Exercise details — Every record here should be printed again exactly.

Material provided —

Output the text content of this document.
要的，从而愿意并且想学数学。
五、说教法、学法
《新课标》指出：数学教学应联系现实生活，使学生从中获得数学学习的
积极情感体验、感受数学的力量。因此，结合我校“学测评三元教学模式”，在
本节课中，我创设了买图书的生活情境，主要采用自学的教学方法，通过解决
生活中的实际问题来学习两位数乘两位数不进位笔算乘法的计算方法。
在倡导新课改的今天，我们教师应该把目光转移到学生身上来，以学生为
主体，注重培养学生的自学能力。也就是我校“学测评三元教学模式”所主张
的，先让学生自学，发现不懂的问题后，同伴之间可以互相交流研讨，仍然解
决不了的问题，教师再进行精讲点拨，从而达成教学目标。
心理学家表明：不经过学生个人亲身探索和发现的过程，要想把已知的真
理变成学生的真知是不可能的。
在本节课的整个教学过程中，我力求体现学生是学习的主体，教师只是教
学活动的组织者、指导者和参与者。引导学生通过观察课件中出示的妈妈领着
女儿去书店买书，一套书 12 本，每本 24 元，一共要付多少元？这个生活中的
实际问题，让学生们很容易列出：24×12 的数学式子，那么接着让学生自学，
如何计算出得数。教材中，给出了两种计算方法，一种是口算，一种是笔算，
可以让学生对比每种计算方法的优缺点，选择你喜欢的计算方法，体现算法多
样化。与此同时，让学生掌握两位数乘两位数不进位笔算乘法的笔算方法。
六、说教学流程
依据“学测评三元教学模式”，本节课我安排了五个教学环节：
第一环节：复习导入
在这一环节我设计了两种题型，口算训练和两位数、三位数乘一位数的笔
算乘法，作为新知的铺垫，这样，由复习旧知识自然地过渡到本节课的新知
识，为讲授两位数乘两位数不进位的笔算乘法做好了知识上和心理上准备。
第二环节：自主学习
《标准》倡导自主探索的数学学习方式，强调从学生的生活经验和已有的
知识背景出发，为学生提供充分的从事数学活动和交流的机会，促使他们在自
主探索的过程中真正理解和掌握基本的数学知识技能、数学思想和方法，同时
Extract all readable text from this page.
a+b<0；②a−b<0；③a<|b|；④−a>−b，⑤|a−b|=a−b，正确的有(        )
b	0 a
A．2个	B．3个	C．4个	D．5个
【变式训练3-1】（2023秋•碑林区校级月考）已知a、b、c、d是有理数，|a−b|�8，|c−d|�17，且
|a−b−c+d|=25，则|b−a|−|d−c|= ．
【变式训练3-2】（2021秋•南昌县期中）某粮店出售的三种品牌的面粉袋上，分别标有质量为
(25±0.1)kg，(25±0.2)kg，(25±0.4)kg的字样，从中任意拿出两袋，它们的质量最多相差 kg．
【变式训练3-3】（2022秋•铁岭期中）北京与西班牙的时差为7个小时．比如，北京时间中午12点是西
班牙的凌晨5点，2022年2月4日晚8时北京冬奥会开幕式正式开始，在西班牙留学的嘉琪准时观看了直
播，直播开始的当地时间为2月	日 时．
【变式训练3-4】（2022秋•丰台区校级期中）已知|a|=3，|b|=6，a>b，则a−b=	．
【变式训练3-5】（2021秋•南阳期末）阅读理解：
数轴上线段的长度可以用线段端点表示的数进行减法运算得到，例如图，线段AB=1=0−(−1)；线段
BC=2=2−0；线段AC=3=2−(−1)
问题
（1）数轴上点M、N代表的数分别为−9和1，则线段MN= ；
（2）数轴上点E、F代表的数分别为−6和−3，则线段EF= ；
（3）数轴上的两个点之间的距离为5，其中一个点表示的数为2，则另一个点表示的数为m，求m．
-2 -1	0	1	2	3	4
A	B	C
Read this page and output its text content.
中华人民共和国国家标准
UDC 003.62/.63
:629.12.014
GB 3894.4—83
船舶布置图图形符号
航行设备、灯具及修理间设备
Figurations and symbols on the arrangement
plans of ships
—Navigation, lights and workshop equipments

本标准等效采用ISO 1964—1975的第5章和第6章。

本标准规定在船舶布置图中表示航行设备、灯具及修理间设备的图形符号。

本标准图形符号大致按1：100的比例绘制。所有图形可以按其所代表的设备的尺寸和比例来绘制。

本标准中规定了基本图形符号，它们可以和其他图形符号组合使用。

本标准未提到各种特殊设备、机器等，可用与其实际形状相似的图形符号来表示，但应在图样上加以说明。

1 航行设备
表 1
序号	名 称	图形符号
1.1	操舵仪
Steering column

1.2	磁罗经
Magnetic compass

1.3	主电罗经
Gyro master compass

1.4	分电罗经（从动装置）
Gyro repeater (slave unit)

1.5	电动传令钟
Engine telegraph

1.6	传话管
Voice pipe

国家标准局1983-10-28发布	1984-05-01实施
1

Solution to the problem —
Output the text content of this document.
要的，从而愿意并且想学数学。
五、说教法、学法
《新课标》指出：数学教学应联系现实生活，使学生从中获得数学学习的
积极情感体验、感受数学的力量。因此，结合我校“学测评三元教学模式”，在
本节课中，我创设了买图书的生活情境，主要采用自学的教学方法，通过解决
生活中的实际问题来学习两位数乘两位数不进位笔算乘法的计算方法。
在倡导新课改的今天，我们教师应该把目光转移到学生身上来，以学生为
主体，注重培养学生的自学能力。也就是我校“学测评三元教学模式”所主张
的，先让学生自学，发现不懂的问题后，同伴之间可以互相交流研讨，仍然解
决不了的问题，教师再进行精讲点拨，从而达成教学目标。
心理学家表明：不经过学生个人亲身探索和发现的过程，要想把已知的真
理变成学生的真知是不可能的。
在本节课的整个教学过程中，我力求体现学生是学习的主体，教师只是教
学活动的组织者、指导者和参与者。引导学生通过观察课件中出示的妈妈领着
女儿去书店买书，一套书 12 本，每本 24 元，一共要付多少元？这个生活中的
实际问题，让学生们很容易列出：24×12 的数学式子，那么接着让学生自学，
如何计算出得数。教材中，给出了两种计算方法，一种是口算，一种是笔算，
可以让学生对比每种计算方法的优缺点，选择你喜欢的计算方法，体现算法多
样化。与此同时，让学生掌握两位数乘两位数不进位笔算乘法的笔算方法。
六、说教学流程
依据“学测评三元教学模式”，本节课我安排了五个教学环节：
第一环节：复习导入
在这一环节我设计了两种题型，口算训练和两位数、三位数乘一位数的笔
算乘法，作为新知的铺垫，这样，由复习旧知识自然地过渡到本节课的新知
识，为讲授两位数乘两位数不进位的笔算乘法做好了知识上和心理上准备。
第二环节：自主学习
《标准》倡导自主探索的数学学习方式，强调从学生的生活经验和已有的
知识背景出发，为学生提供充分的从事数学活动和交流的机会，促使他们在自
主探索的过程中真正理解和掌握基本的数学知识技能、数学思想和方法，同时
Extract all readable text from this page.
a+b<0；②a−b<0；③a<|b|；④−a>−b，⑤|a−b|=a−b，正确的有(        )
b	0 a
A．2个	B．3个	C．4个	D．5个
【变式训练3-1】（2023秋•碑林区校级月考）已知a、b、c、d是有理数，|a−b|�8，|c−d|�17，且
|a−b−c+d|=25，则|b−a|−|d−c|= ．
【变式训练3-2】（2021秋•南昌县期中）某粮店出售的三种品牌的面粉袋上，分别标有质量为
(25±0.1)kg，(25±0.2)kg，(25±0.4)kg的字样，从中任意拿出两袋，它们的质量最多相差 kg．
【变式训练3-3】（2022秋•铁岭期中）北京与西班牙的时差为7个小时．比如，北京时间中午12点是西
班牙的凌晨5点，2022年2月4日晚8时北京冬奥会开幕式正式开始，在西班牙留学的嘉琪准时观看了直
播，直播开始的当地时间为2月	日 时．
【变式训练3-4】（2022秋•丰台区校级期中）已知|a|=3，|b|=6，a>b，则a−b=	．
【变式训练3-5】（2021秋•南阳期末）阅读理解：
数轴上线段的长度可以用线段端点表示的数进行减法运算得到，例如图，线段AB=1=0−(−1)；线段
BC=2=2−0；线段AC=3=2−(−1)
问题
（1）数轴上点M、N代表的数分别为−9和1，则线段MN= ；
（2）数轴上点E、F代表的数分别为−6和−3，则线段EF= ；
（3）数轴上的两个点之间的距离为5，其中一个点表示的数为2，则另一个点表示的数为m，求m．
-2 -1	0	1	2	3	4
A	B	C
Read this page and output its text content.
中华人民共和国国家标准
UDC 003.62/.63
:629.12.014
GB 3894.4—83
船舶布置图图形符号
航行设备、灯具及修理间设备
Figurations and symbols on the arrangement
plans of ships
—Navigation, lights and workshop equipments

本标准等效采用ISO 1964—1975的第5章和第6章。

本标准规定在船舶布置图中表示航行设备、灯具及修理间设备的图形符号。

本标准图形符号大致按1：100的比例绘制。所有图形可以按其所代表的设备的尺寸和比例来绘制。

本标准中规定了基本图形符号，它们可以和其他图形符号组合使用。

本标准未提到各种特殊设备、机器等，可用与其实际形状相似的图形符号来表示，但应在图样上加以说明。

1 航行设备
表 1
序号	名 称	图形符号
1.1	操舵仪
Steering column

1.2	磁罗经
Magnetic compass

1.3	主电罗经
Gyro master compass

1.4	分电罗经（从动装置）
Gyro repeater (slave unit)

1.5	电动传令钟
Engine telegraph

1.6	传话管
Voice pipe

国家标准局1983-10-28发布	1984-05-01实施
1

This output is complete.